>>>

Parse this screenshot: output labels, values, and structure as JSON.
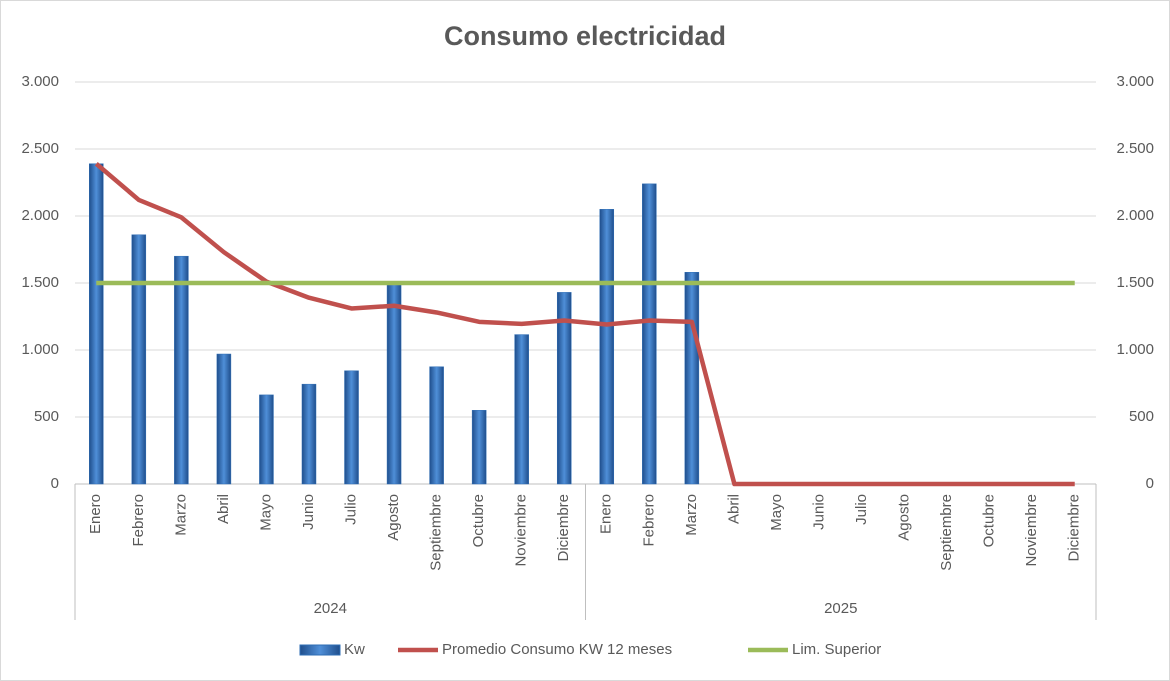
{
  "chart_data": {
    "type": "combo",
    "title": "Consumo electricidad",
    "categories": [
      "Enero",
      "Febrero",
      "Marzo",
      "Abril",
      "Mayo",
      "Junio",
      "Julio",
      "Agosto",
      "Septiembre",
      "Octubre",
      "Noviembre",
      "Diciembre",
      "Enero",
      "Febrero",
      "Marzo",
      "Abril",
      "Mayo",
      "Junio",
      "Julio",
      "Agosto",
      "Septiembre",
      "Octubre",
      "Noviembre",
      "Diciembre"
    ],
    "category_groups": [
      "2024",
      "2025"
    ],
    "series": [
      {
        "name": "Kw",
        "type": "bar",
        "color": "#2e6db4",
        "values": [
          2390,
          1860,
          1700,
          970,
          665,
          745,
          845,
          1490,
          875,
          550,
          1115,
          1430,
          2050,
          2240,
          1580,
          null,
          null,
          null,
          null,
          null,
          null,
          null,
          null,
          null
        ]
      },
      {
        "name": "Promedio Consumo KW 12 meses",
        "type": "line",
        "color": "#c0504d",
        "values": [
          2390,
          2120,
          1990,
          1730,
          1510,
          1390,
          1310,
          1330,
          1280,
          1210,
          1195,
          1220,
          1190,
          1220,
          1210,
          0,
          0,
          0,
          0,
          0,
          0,
          0,
          0,
          0
        ]
      },
      {
        "name": "Lim. Superior",
        "type": "line",
        "color": "#9bbb59",
        "values": [
          1500,
          1500,
          1500,
          1500,
          1500,
          1500,
          1500,
          1500,
          1500,
          1500,
          1500,
          1500,
          1500,
          1500,
          1500,
          1500,
          1500,
          1500,
          1500,
          1500,
          1500,
          1500,
          1500,
          1500
        ]
      }
    ],
    "ylim": [
      0,
      3000
    ],
    "yticks": [
      0,
      500,
      {
        "value": 1000,
        "label": "1.000"
      },
      {
        "value": 1500,
        "label": "1.500"
      },
      {
        "value": 2000,
        "label": "2.000"
      },
      {
        "value": 2500,
        "label": "2.500"
      },
      {
        "value": 3000,
        "label": "3.000"
      }
    ],
    "y2lim": [
      0,
      3000
    ],
    "y2ticks": [
      0,
      500,
      {
        "value": 1000,
        "label": "1.000"
      },
      {
        "value": 1500,
        "label": "1.500"
      },
      {
        "value": 2000,
        "label": "2.000"
      },
      {
        "value": 2500,
        "label": "2.500"
      },
      {
        "value": 3000,
        "label": "3.000"
      }
    ],
    "grid": true,
    "legend": "bottom"
  }
}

<<<

Exclude every picture and copy the remaining data exactly.

Parse this screenshot: output labels, values, and structure as JSON.
{
  "chart_data": {
    "type": "combo",
    "title": "Consumo electricidad",
    "categories": [
      "Enero",
      "Febrero",
      "Marzo",
      "Abril",
      "Mayo",
      "Junio",
      "Julio",
      "Agosto",
      "Septiembre",
      "Octubre",
      "Noviembre",
      "Diciembre",
      "Enero",
      "Febrero",
      "Marzo",
      "Abril",
      "Mayo",
      "Junio",
      "Julio",
      "Agosto",
      "Septiembre",
      "Octubre",
      "Noviembre",
      "Diciembre"
    ],
    "category_groups": [
      "2024",
      "2025"
    ],
    "series": [
      {
        "name": "Kw",
        "type": "bar",
        "color": "#2e6db4",
        "values": [
          2390,
          1860,
          1700,
          970,
          665,
          745,
          845,
          1490,
          875,
          550,
          1115,
          1430,
          2050,
          2240,
          1580,
          null,
          null,
          null,
          null,
          null,
          null,
          null,
          null,
          null
        ]
      },
      {
        "name": "Promedio Consumo KW 12 meses",
        "type": "line",
        "color": "#c0504d",
        "values": [
          2390,
          2120,
          1990,
          1730,
          1510,
          1390,
          1310,
          1330,
          1280,
          1210,
          1195,
          1220,
          1190,
          1220,
          1210,
          0,
          0,
          0,
          0,
          0,
          0,
          0,
          0,
          0
        ]
      },
      {
        "name": "Lim. Superior",
        "type": "line",
        "color": "#9bbb59",
        "values": [
          1500,
          1500,
          1500,
          1500,
          1500,
          1500,
          1500,
          1500,
          1500,
          1500,
          1500,
          1500,
          1500,
          1500,
          1500,
          1500,
          1500,
          1500,
          1500,
          1500,
          1500,
          1500,
          1500,
          1500
        ]
      }
    ],
    "ylim": [
      0,
      3000
    ],
    "yticks": [
      0,
      500,
      {
        "value": 1000,
        "label": "1.000"
      },
      {
        "value": 1500,
        "label": "1.500"
      },
      {
        "value": 2000,
        "label": "2.000"
      },
      {
        "value": 2500,
        "label": "2.500"
      },
      {
        "value": 3000,
        "label": "3.000"
      }
    ],
    "y2lim": [
      0,
      3000
    ],
    "y2ticks": [
      0,
      500,
      {
        "value": 1000,
        "label": "1.000"
      },
      {
        "value": 1500,
        "label": "1.500"
      },
      {
        "value": 2000,
        "label": "2.000"
      },
      {
        "value": 2500,
        "label": "2.500"
      },
      {
        "value": 3000,
        "label": "3.000"
      }
    ],
    "grid": true,
    "legend": "bottom"
  }
}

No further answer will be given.